# Extracted information start

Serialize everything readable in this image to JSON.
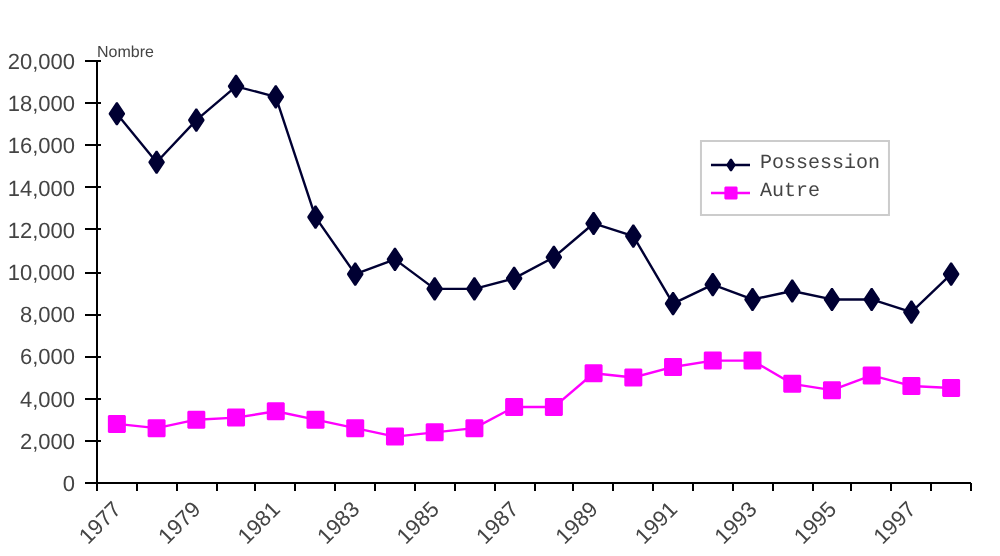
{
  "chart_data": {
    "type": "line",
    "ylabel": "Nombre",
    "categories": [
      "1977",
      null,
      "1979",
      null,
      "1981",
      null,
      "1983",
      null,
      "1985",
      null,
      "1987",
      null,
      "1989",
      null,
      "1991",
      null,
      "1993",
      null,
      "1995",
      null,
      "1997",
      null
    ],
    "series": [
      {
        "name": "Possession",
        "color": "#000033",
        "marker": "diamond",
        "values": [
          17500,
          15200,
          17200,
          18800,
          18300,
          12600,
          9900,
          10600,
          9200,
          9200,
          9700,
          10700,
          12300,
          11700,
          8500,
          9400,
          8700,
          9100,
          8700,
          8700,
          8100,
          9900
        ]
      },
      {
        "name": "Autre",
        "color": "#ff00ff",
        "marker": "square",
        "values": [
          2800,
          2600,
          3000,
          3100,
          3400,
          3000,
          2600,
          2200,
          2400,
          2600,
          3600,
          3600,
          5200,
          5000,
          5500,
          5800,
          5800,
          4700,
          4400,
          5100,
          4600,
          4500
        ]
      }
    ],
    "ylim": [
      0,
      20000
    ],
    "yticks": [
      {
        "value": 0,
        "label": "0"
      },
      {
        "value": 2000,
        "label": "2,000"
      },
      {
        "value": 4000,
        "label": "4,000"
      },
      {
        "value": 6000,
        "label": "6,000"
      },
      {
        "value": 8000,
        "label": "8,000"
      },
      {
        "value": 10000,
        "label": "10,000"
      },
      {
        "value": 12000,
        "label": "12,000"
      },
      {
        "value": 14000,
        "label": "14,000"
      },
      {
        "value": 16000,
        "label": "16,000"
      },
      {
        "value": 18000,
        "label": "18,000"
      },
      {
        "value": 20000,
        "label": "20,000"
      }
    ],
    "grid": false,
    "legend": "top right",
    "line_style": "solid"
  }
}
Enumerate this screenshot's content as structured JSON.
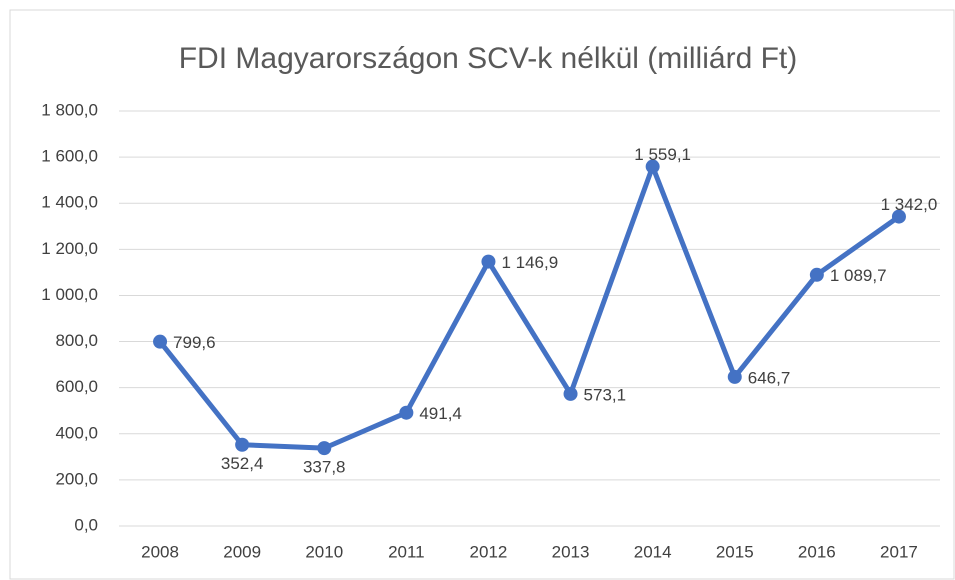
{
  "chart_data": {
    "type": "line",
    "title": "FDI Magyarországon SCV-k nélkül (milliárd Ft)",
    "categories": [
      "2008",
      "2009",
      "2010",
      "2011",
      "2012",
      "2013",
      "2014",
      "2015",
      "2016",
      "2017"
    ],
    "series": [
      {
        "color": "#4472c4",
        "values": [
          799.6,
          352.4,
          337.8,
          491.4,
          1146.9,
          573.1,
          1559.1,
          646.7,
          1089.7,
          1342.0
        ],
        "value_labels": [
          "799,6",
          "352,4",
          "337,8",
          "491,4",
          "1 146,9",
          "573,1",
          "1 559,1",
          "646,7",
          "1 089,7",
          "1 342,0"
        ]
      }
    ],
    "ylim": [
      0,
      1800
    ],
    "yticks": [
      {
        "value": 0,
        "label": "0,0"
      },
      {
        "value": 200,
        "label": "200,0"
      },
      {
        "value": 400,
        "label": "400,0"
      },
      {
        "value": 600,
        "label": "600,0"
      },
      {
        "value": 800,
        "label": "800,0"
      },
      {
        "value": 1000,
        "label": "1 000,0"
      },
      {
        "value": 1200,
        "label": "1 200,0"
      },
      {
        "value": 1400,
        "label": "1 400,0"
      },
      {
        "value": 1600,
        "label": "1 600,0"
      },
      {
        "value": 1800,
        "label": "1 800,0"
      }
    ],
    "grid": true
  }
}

# Extracted information end

**What you should do**
Work out how many lines above have the string "color" in them, and give only the number.

**Solution to this task**
3